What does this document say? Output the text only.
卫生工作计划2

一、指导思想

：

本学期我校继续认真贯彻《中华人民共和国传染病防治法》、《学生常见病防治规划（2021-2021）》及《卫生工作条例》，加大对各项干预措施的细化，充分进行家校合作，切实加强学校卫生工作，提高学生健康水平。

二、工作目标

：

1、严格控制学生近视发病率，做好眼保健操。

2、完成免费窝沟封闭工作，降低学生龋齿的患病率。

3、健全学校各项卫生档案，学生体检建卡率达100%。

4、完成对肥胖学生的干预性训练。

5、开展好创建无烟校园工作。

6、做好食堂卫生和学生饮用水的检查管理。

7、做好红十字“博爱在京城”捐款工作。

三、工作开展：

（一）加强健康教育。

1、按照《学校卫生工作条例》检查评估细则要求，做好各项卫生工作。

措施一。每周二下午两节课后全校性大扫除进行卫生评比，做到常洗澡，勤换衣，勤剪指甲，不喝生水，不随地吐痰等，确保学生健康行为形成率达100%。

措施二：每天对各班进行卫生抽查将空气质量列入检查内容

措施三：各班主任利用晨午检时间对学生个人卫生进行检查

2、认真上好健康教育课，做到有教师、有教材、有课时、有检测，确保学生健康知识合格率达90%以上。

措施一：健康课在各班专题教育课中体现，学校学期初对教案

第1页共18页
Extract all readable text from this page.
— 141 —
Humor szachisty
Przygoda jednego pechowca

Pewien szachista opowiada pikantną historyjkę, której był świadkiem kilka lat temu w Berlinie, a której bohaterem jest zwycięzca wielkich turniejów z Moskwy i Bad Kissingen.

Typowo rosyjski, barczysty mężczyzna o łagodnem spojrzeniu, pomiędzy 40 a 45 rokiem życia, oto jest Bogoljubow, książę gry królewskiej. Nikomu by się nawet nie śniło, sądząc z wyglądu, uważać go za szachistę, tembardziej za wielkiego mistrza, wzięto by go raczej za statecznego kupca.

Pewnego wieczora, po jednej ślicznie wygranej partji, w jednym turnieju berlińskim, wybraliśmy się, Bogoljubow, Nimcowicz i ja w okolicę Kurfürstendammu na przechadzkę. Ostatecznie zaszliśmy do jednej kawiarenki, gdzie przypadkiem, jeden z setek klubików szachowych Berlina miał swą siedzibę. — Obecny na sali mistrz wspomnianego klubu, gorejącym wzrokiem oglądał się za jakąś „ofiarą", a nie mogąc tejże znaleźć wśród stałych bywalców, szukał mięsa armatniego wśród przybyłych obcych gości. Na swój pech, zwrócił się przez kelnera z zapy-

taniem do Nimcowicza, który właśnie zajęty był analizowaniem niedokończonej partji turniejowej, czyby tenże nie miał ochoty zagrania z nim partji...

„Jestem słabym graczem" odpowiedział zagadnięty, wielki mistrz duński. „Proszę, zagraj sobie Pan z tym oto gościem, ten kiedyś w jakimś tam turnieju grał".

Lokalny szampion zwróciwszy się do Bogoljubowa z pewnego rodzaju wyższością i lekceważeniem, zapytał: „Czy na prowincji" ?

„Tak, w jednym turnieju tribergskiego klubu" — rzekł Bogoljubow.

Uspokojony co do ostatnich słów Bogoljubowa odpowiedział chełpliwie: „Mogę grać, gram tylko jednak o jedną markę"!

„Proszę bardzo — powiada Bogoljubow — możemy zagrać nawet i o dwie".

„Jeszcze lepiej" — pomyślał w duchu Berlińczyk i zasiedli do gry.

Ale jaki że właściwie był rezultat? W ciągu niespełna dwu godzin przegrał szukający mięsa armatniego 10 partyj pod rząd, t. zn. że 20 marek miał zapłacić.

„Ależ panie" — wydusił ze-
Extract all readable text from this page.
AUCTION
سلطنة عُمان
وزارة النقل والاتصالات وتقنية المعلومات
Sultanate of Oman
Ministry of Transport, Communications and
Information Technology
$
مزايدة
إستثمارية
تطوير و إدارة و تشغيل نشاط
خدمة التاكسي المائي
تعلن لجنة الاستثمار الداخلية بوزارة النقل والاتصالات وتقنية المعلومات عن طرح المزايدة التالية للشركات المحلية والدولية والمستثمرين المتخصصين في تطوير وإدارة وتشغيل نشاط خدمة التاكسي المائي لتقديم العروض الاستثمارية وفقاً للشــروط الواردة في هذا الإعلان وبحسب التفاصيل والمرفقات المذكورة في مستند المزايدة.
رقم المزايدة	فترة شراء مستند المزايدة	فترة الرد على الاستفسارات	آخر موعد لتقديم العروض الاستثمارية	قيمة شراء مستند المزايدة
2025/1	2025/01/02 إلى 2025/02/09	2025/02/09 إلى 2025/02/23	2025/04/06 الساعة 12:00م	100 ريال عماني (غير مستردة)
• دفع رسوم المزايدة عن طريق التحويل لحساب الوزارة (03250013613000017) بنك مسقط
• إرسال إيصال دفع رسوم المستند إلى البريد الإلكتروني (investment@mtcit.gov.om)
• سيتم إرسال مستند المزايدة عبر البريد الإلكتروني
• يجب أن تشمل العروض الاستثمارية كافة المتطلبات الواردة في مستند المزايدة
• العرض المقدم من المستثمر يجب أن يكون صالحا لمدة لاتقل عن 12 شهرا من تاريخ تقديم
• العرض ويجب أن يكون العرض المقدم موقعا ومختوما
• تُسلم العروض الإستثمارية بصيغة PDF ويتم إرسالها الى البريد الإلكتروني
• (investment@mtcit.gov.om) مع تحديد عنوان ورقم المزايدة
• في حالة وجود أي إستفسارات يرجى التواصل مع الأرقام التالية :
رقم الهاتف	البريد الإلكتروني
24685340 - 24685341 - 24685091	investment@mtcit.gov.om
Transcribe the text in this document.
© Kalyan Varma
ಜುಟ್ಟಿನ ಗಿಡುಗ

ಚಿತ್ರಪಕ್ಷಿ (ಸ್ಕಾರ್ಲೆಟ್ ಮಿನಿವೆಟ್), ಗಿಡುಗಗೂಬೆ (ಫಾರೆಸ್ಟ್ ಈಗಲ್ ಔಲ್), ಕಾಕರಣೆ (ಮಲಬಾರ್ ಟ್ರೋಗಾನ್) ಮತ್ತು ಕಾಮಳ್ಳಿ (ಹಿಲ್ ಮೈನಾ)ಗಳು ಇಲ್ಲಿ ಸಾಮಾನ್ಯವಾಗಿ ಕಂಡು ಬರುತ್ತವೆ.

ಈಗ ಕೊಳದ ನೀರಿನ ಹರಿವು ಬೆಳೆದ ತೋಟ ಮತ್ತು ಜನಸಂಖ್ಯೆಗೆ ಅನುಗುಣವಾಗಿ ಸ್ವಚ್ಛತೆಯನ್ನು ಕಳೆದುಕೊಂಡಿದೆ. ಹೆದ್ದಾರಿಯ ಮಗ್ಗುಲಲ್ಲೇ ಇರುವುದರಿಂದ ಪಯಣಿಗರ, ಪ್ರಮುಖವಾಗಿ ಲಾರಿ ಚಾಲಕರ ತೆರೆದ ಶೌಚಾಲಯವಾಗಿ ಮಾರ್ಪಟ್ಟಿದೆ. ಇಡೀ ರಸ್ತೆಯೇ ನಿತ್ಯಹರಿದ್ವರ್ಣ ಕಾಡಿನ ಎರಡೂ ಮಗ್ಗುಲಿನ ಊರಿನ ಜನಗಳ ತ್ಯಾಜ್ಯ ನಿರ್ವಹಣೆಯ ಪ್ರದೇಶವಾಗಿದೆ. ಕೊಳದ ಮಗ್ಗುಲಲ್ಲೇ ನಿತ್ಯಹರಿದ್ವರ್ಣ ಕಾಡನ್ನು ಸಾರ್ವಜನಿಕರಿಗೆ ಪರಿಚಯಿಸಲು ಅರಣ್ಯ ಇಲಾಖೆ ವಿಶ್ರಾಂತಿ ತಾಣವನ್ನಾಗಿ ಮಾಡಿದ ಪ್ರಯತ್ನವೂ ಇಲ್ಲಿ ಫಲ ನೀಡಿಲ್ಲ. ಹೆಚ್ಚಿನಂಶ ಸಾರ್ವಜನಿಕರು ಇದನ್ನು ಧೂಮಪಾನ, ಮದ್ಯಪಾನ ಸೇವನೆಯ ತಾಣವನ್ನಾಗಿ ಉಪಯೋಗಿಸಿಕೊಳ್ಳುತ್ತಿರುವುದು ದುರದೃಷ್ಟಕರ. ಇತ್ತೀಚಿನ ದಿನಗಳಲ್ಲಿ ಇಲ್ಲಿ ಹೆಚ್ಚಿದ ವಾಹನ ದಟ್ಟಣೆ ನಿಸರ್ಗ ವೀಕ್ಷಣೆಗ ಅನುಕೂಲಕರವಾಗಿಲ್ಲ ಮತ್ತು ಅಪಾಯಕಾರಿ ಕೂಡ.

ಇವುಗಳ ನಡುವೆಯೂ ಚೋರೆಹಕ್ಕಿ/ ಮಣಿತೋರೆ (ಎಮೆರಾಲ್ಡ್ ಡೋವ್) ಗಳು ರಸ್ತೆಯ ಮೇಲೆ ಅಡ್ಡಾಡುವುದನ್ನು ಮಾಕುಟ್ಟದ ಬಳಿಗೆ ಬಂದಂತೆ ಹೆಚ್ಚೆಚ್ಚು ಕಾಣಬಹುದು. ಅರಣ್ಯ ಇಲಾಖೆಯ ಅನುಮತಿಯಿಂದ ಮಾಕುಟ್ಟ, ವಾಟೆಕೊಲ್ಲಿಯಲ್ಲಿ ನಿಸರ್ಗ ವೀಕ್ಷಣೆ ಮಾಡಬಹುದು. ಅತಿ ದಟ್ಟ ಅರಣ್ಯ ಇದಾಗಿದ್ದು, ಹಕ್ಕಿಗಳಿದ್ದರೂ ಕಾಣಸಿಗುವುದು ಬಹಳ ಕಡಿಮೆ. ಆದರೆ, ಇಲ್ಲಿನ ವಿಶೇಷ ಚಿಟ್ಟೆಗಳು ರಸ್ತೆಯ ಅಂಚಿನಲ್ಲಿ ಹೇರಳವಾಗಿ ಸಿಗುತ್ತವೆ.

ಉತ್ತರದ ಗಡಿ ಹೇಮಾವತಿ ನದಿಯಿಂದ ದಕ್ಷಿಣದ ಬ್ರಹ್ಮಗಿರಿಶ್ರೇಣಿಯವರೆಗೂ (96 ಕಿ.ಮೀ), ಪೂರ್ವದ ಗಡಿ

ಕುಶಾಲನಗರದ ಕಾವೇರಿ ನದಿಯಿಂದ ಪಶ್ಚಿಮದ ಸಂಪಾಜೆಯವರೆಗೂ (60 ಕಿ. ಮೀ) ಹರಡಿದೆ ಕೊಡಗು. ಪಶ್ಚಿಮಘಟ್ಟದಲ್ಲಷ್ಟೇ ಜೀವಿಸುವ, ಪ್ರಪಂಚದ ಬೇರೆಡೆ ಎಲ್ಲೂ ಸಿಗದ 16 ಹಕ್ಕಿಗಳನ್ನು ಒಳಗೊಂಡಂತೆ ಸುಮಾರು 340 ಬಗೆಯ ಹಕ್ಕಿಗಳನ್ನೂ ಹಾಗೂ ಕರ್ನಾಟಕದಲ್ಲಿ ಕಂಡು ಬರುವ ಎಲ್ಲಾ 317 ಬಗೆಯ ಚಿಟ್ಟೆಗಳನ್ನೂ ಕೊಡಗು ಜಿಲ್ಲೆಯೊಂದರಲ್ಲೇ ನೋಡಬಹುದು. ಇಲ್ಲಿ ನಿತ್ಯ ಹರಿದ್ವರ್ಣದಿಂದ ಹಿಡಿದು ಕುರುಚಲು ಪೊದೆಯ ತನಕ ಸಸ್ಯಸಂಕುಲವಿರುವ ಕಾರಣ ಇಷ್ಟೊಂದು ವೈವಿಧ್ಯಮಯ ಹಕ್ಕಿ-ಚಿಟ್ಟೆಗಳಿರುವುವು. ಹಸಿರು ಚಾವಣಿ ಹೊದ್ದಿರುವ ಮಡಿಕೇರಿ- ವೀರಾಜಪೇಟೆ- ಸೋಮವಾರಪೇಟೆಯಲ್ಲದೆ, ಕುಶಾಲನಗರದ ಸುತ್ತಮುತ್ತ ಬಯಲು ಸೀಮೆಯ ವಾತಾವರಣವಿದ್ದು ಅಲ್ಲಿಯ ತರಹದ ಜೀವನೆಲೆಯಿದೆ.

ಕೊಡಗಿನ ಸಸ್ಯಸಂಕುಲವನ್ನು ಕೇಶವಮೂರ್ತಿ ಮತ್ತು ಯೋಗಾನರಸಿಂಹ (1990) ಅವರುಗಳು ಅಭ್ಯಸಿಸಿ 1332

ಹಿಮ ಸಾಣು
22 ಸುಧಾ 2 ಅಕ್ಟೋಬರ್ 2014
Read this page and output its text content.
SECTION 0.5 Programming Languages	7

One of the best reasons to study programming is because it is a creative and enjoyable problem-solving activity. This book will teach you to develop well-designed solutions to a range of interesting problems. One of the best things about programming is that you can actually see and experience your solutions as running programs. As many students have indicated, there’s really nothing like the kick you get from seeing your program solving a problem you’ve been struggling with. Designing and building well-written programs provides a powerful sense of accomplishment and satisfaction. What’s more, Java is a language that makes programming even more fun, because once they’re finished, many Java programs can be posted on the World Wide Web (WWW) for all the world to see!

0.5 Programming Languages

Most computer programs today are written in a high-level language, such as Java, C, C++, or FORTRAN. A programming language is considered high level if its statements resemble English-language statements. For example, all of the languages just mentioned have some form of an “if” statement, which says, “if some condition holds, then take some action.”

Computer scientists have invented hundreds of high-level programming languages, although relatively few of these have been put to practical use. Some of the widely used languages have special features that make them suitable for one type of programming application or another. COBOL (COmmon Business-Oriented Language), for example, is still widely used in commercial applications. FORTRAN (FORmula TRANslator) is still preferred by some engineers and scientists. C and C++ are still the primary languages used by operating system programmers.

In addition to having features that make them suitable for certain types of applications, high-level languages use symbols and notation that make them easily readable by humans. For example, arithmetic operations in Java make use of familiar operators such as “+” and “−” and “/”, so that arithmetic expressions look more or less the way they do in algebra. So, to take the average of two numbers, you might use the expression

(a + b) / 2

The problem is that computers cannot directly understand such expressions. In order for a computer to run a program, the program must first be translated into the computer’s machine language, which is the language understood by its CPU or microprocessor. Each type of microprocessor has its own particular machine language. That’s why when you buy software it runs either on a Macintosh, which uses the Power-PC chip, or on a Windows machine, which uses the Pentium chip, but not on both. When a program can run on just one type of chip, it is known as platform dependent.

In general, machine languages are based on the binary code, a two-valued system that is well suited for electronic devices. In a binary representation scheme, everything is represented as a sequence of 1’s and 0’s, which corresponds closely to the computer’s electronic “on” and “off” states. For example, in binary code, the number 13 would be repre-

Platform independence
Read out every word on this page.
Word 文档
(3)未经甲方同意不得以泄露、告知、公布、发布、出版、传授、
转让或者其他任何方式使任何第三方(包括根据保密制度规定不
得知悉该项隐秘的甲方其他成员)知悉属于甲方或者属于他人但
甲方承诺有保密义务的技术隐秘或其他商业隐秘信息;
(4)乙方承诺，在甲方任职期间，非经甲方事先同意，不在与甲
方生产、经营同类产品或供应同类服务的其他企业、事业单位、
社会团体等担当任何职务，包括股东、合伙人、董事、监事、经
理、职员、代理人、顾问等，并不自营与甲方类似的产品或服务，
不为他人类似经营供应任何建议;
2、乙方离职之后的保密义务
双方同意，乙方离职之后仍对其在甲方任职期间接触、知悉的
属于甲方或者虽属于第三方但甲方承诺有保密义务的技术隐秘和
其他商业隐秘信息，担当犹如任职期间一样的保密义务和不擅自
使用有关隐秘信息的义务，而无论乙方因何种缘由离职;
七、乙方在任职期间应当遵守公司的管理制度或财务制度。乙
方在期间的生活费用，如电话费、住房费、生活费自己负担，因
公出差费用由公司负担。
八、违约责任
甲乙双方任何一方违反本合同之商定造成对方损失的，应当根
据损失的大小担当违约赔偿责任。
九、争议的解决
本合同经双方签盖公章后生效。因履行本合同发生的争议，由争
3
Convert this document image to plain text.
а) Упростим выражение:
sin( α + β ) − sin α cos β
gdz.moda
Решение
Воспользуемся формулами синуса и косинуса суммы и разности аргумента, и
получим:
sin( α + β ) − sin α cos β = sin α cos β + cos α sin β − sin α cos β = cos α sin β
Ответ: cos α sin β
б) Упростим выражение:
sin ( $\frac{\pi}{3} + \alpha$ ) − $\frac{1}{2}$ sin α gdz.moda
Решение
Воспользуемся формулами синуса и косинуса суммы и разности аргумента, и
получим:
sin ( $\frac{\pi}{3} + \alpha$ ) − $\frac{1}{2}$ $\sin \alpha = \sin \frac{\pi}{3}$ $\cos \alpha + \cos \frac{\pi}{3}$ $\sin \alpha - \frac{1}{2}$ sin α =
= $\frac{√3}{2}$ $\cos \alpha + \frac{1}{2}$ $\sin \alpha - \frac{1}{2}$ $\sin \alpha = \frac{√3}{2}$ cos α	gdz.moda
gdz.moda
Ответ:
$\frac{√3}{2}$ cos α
######
### Challenge
Using the listing above, pick out each line that contains the word "moda", then copy it.

### Result for this task
gdz.moda
sin ( $\frac{\pi}{3} + \alpha$ ) − $\frac{1}{2}$ sin α gdz.moda
= $\frac{√3}{2}$ $\cos \alpha + \frac{1}{2}$ $\sin \alpha - \frac{1}{2}$ $\sin \alpha = \frac{√3}{2}$ cos α	gdz.moda
gdz.moda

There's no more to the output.